■ THE EXERCISE
Copy the following rows verbatim, from the first row through the line containing "next-logo-card[interactable] [1232,179,1441,698]", including both.

■ THE INPUT
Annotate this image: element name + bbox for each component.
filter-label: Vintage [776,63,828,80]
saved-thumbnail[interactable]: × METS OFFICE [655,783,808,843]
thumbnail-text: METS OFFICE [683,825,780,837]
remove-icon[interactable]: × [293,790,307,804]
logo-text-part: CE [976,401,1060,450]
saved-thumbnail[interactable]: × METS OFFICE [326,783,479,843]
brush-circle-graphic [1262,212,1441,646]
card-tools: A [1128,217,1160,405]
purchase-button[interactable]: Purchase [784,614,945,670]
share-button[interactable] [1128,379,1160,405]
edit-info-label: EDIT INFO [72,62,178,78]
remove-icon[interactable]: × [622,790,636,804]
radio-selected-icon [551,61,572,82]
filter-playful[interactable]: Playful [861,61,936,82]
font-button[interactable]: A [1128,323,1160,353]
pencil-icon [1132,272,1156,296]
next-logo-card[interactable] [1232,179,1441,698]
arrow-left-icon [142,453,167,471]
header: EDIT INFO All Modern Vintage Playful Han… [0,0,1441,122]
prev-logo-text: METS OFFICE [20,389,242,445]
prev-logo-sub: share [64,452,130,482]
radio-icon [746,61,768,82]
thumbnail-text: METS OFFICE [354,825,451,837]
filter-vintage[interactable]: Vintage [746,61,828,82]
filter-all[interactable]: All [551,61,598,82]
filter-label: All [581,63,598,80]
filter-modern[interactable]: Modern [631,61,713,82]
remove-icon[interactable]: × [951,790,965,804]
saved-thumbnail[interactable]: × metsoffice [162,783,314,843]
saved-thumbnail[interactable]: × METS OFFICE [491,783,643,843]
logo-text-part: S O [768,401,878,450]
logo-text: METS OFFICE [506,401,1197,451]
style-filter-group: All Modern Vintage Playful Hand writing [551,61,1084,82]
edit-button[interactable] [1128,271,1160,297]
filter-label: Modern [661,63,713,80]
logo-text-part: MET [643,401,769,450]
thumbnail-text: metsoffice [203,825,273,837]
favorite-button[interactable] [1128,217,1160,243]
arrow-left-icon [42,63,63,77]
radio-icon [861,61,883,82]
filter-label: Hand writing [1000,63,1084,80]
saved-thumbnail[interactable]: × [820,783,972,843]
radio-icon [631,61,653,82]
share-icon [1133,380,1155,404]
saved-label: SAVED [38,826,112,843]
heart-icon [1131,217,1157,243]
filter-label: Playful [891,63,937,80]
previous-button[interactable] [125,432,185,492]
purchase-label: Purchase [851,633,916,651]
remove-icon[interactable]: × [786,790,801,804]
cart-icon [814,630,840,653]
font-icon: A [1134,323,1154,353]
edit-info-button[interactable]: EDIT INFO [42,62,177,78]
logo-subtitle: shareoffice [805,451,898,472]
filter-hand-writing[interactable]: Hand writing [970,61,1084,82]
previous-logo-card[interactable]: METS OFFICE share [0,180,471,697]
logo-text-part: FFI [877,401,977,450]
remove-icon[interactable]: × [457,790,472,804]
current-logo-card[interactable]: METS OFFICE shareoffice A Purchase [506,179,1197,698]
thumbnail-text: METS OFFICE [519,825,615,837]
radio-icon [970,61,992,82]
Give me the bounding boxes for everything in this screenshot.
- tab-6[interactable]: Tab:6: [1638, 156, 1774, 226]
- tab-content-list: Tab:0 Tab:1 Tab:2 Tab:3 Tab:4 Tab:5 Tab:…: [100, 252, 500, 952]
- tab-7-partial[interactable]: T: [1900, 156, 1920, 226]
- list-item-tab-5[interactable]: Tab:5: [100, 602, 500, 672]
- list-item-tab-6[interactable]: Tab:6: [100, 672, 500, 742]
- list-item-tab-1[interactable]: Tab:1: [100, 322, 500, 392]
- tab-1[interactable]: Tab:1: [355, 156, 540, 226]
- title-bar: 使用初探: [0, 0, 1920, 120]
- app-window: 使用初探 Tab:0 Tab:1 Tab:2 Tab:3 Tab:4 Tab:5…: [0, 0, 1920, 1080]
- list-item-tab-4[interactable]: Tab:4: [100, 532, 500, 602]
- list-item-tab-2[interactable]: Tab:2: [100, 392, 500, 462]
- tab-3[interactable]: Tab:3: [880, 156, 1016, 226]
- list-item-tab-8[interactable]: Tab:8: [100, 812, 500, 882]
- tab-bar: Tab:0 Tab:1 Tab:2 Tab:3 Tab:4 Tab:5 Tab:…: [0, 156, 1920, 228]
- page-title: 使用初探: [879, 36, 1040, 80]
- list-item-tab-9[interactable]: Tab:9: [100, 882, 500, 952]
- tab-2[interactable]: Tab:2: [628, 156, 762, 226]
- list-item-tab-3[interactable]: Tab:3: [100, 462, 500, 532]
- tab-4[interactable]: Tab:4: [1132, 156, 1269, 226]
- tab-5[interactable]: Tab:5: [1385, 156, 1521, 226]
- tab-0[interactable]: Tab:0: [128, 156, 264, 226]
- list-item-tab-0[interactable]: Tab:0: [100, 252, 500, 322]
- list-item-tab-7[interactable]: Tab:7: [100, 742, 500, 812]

■ PROBLEM SOLUTION
Annotate this image: element name + bbox for each component.
filter-label: Vintage [776,63,828,80]
saved-thumbnail[interactable]: × METS OFFICE [655,783,808,843]
thumbnail-text: METS OFFICE [683,825,780,837]
remove-icon[interactable]: × [293,790,307,804]
logo-text-part: CE [976,401,1060,450]
saved-thumbnail[interactable]: × METS OFFICE [326,783,479,843]
brush-circle-graphic [1262,212,1441,646]
card-tools: A [1128,217,1160,405]
purchase-button[interactable]: Purchase [784,614,945,670]
share-button[interactable] [1128,379,1160,405]
edit-info-label: EDIT INFO [72,62,178,78]
remove-icon[interactable]: × [622,790,636,804]
radio-selected-icon [551,61,572,82]
filter-playful[interactable]: Playful [861,61,936,82]
font-button[interactable]: A [1128,323,1160,353]
pencil-icon [1132,272,1156,296]
next-logo-card[interactable] [1232,179,1441,698]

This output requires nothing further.